-- start SUPPLIED PASSAGE --

Thursday, November 3, 2011

Drugged in Argentina: Our Correspondent Learns a Valuable Lesson

It happened just like the stories say it will. One minute I was surrounded by a table of laughing, friendly faces. The next, I was stricken with a heavy sleep. My eyelids were unable to struggle against the powerful substances now swirling in my stomach. I struggled from the table. I nearly stumbled, lazily brushing the chair aside. Hand on the wall for support, legs heavy, I collapsed into bed unable to muster the strength to put a sheet over my bare arms.

I awoke about one hour later. My pockets were empty. I was still intoxicated and hazy as a hand roused me and a voice called my name. I was numb, stung – my stomach the site of a strange warmth that continued to pulse through my body. I tired to collect my senses and to focus on the voice. The voice grew more urgent, telling me it was time to leave. My eyes snapped to focus and I was staring into the face of one of the people from the table.

-- end SUPPLIED PASSAGE --
-- start PROVIDED MATERIAL --

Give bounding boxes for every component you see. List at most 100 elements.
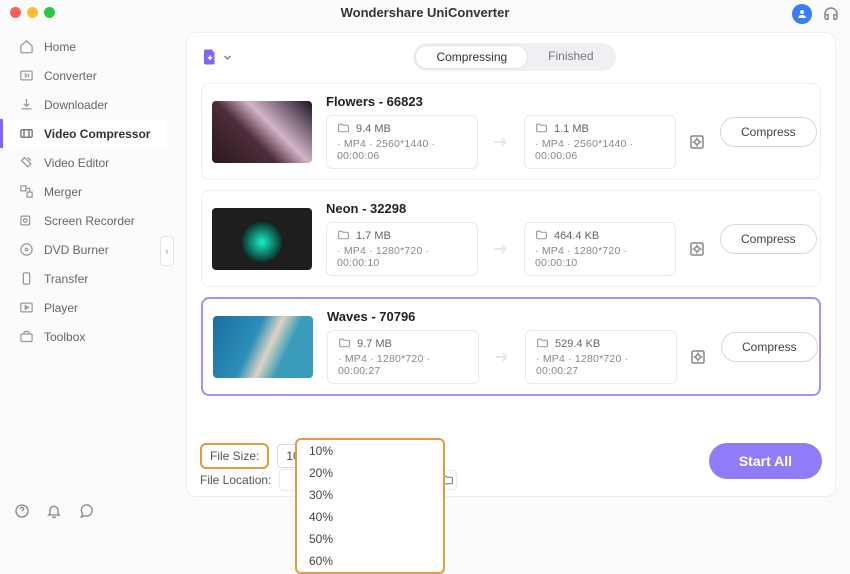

-- end PROVIDED MATERIAL --

#### WORK TO COMPLETE
Resume the account of being drugged in Argentina, starting right after its last sentence about staring into the face of one of the people from the table.

#### EXPECTED ANSWER
I realized in horror that…..nothing. It was my girlfriend. My pockets were empty because they were empty when I fell asleep. I was not pricked by some voodoo curare, nor was I delirious with dengue. Indeed, the slumber-inducing agents were intentionally consumed: Malbec, Tempranillo, Cabernet, Chorizos, Pollo, Matambre and Colita de Cuadril.

I had taken a glorious nap after eating a glorious meal. I felt rather glorious, too. I could only feel more glorious if my name was Gloria and was picking Morning Glories while listening to Oasis.

I kid you not: as I sat at the table I could feel my body absorb the juices of the meats and the vital power of the spices. Curling together with the wine, this formed a potent cocktail that invaded my being. I felt like a sponge that was absorbing pure power and powerful opiates at the same time. I felt stronger, primitive and very tired.

In absolute seriousness, as I lay down on the bed and dissolved into a sleep, I could feel pangs of pure pleasure course through my body. My abdominal muscles loosened. Each peristaltic pulse sent waves of relief emanating outwards. I felt unburdened and delightfully un-tethered. I felt like a suspension bridge deciding to loosen the cables and stretch a little bit. Atlas shrugged and ate barbecue.

I will spare you the background and get, quite literally to the meat of the story:

  • Chorizo – These were handmade sausages brought by the host. They were spiced and filled at home by his son’s girlfriend. She’s a keeper.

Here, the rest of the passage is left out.